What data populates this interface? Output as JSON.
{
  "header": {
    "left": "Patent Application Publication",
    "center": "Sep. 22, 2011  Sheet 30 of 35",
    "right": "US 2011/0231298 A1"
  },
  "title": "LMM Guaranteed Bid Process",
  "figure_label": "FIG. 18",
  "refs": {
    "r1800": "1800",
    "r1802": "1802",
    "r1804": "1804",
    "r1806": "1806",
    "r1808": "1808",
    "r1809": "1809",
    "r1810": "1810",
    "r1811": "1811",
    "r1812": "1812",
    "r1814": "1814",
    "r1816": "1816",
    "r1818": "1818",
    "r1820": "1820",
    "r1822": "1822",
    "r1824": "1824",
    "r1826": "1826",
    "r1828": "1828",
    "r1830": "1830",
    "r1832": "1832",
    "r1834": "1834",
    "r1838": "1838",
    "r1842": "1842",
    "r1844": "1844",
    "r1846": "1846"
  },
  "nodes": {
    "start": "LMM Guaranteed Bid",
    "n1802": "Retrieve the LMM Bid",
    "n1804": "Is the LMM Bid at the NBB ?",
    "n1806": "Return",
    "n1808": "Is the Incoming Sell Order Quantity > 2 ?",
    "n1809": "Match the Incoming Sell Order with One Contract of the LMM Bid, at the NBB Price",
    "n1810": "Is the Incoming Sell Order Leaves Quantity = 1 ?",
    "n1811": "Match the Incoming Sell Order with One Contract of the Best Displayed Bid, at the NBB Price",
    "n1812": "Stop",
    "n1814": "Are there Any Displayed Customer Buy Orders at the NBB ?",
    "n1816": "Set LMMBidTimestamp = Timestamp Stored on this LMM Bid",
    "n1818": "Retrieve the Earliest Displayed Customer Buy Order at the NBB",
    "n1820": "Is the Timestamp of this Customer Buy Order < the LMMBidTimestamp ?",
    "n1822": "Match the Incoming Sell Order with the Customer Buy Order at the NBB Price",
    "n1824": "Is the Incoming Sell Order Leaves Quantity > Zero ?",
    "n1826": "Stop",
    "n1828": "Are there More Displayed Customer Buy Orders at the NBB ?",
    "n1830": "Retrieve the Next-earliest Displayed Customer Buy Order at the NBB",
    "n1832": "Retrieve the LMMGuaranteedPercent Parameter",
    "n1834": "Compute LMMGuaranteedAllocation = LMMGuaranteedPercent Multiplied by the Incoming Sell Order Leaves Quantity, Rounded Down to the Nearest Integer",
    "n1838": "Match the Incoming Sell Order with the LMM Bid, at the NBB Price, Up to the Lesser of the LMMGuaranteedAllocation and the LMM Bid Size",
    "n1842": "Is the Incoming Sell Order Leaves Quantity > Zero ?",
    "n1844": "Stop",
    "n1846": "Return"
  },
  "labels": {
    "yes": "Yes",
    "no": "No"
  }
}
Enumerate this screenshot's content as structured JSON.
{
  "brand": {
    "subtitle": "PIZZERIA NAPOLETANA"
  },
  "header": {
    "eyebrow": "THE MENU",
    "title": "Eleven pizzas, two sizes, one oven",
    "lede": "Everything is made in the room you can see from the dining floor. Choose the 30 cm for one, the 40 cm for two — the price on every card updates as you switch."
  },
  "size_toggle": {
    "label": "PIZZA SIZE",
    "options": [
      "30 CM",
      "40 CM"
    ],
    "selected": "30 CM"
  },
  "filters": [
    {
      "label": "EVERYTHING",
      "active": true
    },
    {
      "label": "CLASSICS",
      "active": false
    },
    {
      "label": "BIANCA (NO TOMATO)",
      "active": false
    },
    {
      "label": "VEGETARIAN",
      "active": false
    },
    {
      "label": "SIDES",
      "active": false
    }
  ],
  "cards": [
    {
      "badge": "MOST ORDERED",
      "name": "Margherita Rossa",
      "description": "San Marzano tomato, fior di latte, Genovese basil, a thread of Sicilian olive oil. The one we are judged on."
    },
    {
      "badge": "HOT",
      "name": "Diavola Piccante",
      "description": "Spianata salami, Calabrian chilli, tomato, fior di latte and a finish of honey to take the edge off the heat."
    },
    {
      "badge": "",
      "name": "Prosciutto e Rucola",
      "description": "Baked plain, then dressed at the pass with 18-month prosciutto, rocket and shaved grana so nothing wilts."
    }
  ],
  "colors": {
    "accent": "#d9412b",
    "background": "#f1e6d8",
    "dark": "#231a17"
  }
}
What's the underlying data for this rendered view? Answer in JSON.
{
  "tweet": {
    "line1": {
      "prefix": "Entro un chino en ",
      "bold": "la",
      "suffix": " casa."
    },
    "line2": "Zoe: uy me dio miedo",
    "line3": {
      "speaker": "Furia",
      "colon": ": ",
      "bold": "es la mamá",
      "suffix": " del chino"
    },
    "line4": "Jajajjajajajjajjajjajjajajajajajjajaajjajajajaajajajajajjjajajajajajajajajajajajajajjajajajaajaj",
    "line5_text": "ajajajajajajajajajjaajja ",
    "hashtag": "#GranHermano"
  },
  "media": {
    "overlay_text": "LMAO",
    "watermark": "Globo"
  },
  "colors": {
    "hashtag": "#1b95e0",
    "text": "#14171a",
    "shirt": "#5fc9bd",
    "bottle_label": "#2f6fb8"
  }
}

**Your instructions:** Identify lines with the string "JSON". Copy each one.

**Output below:**
What data populates this interface? Output as JSON.
Enumerate this screenshot's content as structured JSON.
What's the underlying data for this rendered view? Answer in JSON.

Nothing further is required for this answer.